▶ [Exercise task] Scan the data below and pick out the lines containing the word "jurisdictions".

(Records from a collection of figures)
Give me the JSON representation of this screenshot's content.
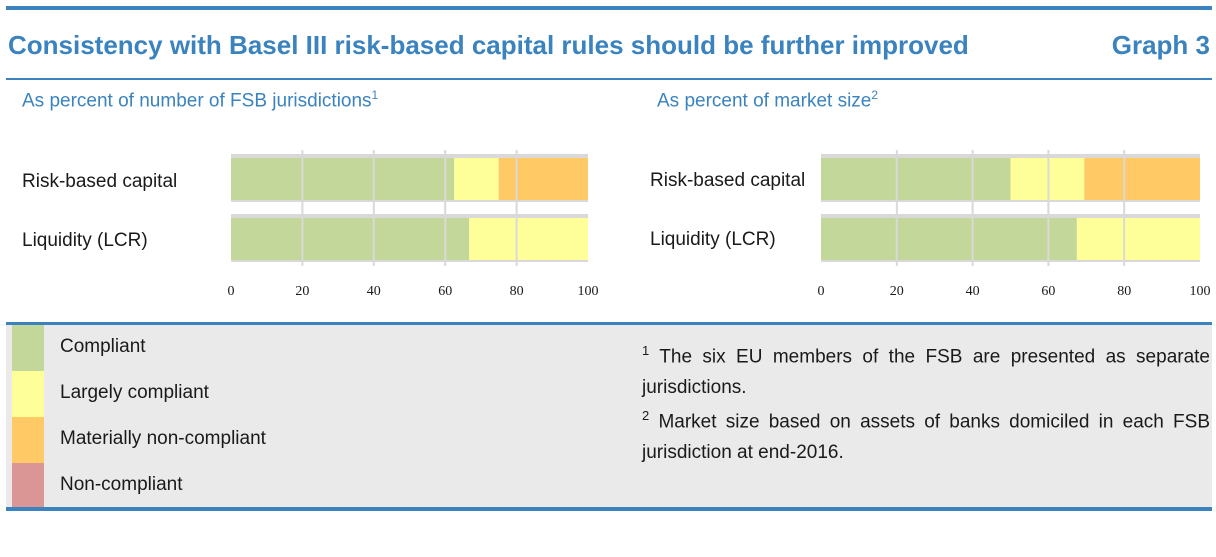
{
  "header": {
    "title": "Consistency with Basel III risk-based capital rules should be further improved",
    "graph_label": "Graph 3"
  },
  "colors": {
    "accent": "#3a83bf",
    "compliant": "#c4d79b",
    "largely_compliant": "#ffff99",
    "materially_non_compliant": "#ffc966",
    "non_compliant": "#da9694",
    "track": "#d9d9d9"
  },
  "chart_data": [
    {
      "type": "bar",
      "orientation": "horizontal",
      "stacked": true,
      "title": "As percent of number of FSB jurisdictions",
      "title_footnote": "1",
      "categories": [
        "Risk-based capital",
        "Liquidity (LCR)"
      ],
      "series": [
        {
          "name": "Compliant",
          "values": [
            62.5,
            66.7
          ]
        },
        {
          "name": "Largely compliant",
          "values": [
            12.5,
            33.3
          ]
        },
        {
          "name": "Materially non-compliant",
          "values": [
            25.0,
            0
          ]
        },
        {
          "name": "Non-compliant",
          "values": [
            0,
            0
          ]
        }
      ],
      "xlim": [
        0,
        100
      ],
      "xticks": [
        "0",
        "20",
        "40",
        "60",
        "80",
        "100"
      ],
      "grid": true
    },
    {
      "type": "bar",
      "orientation": "horizontal",
      "stacked": true,
      "title": "As percent of market size",
      "title_footnote": "2",
      "categories": [
        "Risk-based capital",
        "Liquidity (LCR)"
      ],
      "series": [
        {
          "name": "Compliant",
          "values": [
            50.0,
            67.5
          ]
        },
        {
          "name": "Largely compliant",
          "values": [
            19.5,
            32.5
          ]
        },
        {
          "name": "Materially non-compliant",
          "values": [
            30.5,
            0
          ]
        },
        {
          "name": "Non-compliant",
          "values": [
            0,
            0
          ]
        }
      ],
      "xlim": [
        0,
        100
      ],
      "xticks": [
        "0",
        "20",
        "40",
        "60",
        "80",
        "100"
      ],
      "grid": true
    }
  ],
  "legend": {
    "items": [
      {
        "label": "Compliant"
      },
      {
        "label": "Largely compliant"
      },
      {
        "label": "Materially non-compliant"
      },
      {
        "label": "Non-compliant"
      }
    ]
  },
  "footnotes": [
    {
      "marker": "1",
      "text": "The six EU members of the FSB are presented as separate jurisdictions."
    },
    {
      "marker": "2",
      "text": "Market size based on assets of banks domiciled in each FSB jurisdiction at end-2016."
    }
  ]
}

▶ [Solution to the problem]
      "title": "As percent of number of FSB jurisdictions",
      "text": "The six EU members of the FSB are presented as separate jurisdictions."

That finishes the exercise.